Task 1 –
Identify every line of the rows that contains the string "asymmetric", and copy each one. Matching is case-sensitive.

Text extract –
┏━━
The OmixAtlas to which the data is to be added should have the supported schema as per the metadata contained in the data.
Please see this FAQ to check if the metadata and the schema of the OA match. While adding a dataset both metdata file (json) and the data file (h5ad, gct, vcf) are required.
In order to use this function,
-
the metadata and data files should be present in separate folders and the path to these folders should be provided as a dictionary of keys
metadata
anddata
with values as the metadata folder path and data folder path respectively. -
Each metdata file should have the corresponding data file and visa-versa. The metdata and data file of a dataset is expected to have the same name of the dataset_id. For example, GSE100009_GPL11154.json and GSE100009_GPL11154.gct are the metadata file and data file for the dataset id GSE100009_GPL11154 respectively.
Once the files are uploaded for ingestion, the ingestion progress and logs can be monitored and fetched on the ingestion monitoring dashboard.
data_source_folder_path = "data_ingestion_demo/data/"
metadata_source_folder_path = "data_ingestion_demo/metadata/"
source_data_folder = {"data": data_source_folder_path, "metadata": metadata_source_folder_path}
repo_id = repo_id
priority= "medium"
omixatlas.add_datasets(repo_id, source_data_folder, priority= "medium")
File Name Message
0 combined_metadata.json File Uploaded
1 GSE100009_GPL11154_raw.gct File Uploaded
2 GSE100013_GPL16791_raw.gct File Uploaded
Please wait for 30 seconds while your ingestion request is getting logged.
Your ingestion request is successfully logged. You can go to ingestion monitoring dashboard for tracking it's status.
Usage of destination_folder/validation flags
destination_folder
: This is an optional parameter and this is where the files will be uploaded in s3. It is advised to not not give any value for this, as it's only used in special cases. By default the data is uploaded to the root folder.priority
: This is an optional parameter too. This states the priority at which this data has to be ingested into the OmixAtlas. The default value is "low". Acceptable values are "low", "medium" and "high".validation
option can be provided as True or False. By Default, validation in inactive. When validation needs to be activated, there's a certain way the dataset level metadata is generated. We'll add an example soon.
Template for dataset level metadata
To check if the keys used in the dataset level metadata is compatible with the schema of the OmixAtlas. The dataset level metadata template can be fetched using the function as shown below. In this example, followed by fetching the template, we are loading the keys in dataset level metadata and checking if the keys are matching schema requirements.
#example: get the metdata template of the destination atlas. here, we are looking at repo_id "9"
data_metadata_template_geo = omixatlas.dataset_metadata_template("9")
# getting the dataset level metadata from the dataset metadata json that is to be ingested
import json
keys_in_json = set()
f = open('/import/data_ingestion_demo/metadata/GSE95448_GPL19057.json')
┗━━
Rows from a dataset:
┏━━
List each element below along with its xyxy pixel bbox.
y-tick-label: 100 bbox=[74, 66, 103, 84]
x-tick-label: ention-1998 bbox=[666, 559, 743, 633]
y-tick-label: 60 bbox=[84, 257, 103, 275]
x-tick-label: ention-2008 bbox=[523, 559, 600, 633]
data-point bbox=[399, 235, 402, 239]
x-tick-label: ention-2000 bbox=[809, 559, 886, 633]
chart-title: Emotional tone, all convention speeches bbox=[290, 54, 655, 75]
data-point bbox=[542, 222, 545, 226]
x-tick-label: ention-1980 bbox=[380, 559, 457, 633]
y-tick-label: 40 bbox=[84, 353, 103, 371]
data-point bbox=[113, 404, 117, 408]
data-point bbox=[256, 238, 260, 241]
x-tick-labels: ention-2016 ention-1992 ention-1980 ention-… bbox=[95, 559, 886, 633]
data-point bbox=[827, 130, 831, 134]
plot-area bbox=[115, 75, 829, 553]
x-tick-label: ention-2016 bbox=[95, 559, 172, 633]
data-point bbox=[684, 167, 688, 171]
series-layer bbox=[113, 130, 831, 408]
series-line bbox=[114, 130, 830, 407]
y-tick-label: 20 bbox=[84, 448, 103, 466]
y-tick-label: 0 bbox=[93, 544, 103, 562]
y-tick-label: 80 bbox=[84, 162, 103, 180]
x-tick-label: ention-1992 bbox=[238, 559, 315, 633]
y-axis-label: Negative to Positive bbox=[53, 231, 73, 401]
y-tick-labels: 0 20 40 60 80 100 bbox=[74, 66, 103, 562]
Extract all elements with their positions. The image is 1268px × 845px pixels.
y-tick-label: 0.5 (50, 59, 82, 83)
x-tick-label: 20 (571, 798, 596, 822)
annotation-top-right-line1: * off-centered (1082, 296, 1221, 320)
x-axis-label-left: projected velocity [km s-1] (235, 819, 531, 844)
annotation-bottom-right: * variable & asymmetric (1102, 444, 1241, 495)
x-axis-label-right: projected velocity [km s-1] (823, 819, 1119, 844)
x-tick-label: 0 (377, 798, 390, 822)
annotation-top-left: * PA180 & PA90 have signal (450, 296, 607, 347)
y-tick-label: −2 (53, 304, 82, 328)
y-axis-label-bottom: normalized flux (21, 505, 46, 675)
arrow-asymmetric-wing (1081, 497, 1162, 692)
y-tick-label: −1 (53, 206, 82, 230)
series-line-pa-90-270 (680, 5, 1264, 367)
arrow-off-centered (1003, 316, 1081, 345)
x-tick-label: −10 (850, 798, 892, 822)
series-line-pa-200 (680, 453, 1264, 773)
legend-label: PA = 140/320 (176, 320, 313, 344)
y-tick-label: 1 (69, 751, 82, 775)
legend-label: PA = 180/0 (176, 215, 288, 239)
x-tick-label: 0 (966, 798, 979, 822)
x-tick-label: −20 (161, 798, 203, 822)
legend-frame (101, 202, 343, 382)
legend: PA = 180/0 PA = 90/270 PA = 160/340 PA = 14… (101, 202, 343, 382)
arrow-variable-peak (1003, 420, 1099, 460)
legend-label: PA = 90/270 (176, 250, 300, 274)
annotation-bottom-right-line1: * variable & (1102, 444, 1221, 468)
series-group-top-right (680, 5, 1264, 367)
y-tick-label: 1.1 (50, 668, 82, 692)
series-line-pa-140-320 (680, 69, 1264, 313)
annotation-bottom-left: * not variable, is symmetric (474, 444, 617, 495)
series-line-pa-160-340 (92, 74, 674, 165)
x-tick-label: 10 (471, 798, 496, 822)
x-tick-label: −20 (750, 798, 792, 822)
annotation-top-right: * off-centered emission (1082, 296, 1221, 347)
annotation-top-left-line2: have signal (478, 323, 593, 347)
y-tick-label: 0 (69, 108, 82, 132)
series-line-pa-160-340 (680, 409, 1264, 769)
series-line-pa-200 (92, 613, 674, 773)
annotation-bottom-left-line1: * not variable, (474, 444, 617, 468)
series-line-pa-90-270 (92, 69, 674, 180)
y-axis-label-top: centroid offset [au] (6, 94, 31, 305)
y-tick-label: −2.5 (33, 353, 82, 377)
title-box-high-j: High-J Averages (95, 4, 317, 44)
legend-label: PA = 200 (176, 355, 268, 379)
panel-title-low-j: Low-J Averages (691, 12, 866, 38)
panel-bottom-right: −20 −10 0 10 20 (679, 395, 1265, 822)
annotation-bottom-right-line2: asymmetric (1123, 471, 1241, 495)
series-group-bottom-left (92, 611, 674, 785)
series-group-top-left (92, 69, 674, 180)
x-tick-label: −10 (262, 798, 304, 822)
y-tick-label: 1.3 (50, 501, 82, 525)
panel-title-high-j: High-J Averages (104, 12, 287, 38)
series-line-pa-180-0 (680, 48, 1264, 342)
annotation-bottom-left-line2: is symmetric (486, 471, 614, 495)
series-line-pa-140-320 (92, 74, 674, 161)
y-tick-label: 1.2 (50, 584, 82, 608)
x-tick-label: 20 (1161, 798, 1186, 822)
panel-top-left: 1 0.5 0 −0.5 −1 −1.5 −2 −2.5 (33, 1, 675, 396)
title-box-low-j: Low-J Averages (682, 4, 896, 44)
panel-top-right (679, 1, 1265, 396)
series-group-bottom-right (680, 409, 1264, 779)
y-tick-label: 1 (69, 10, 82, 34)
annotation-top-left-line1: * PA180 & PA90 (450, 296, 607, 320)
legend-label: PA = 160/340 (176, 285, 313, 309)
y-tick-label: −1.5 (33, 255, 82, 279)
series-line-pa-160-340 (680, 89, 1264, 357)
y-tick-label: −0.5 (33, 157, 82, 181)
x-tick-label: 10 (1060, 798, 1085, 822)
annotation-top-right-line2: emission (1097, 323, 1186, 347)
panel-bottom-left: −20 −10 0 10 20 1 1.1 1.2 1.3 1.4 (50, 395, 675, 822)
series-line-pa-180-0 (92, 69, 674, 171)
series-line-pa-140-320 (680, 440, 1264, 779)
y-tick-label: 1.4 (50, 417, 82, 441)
┗━━
Task 2 –
According to the OmixAtlas ingestion text, why should no value be given for the destination_folder parameter? Answer in one to three sentences.

Written response 1 –
annotation-bottom-right: * variable & asymmetric (1102, 444, 1241, 495)
arrow-asymmetric-wing (1081, 497, 1162, 692)
annotation-bottom-right-line2: asymmetric (1123, 471, 1241, 495)

Written response 2 –
No value should be given because destination_folder is only used in special cases. When it is left out, the data is uploaded to the root folder by default.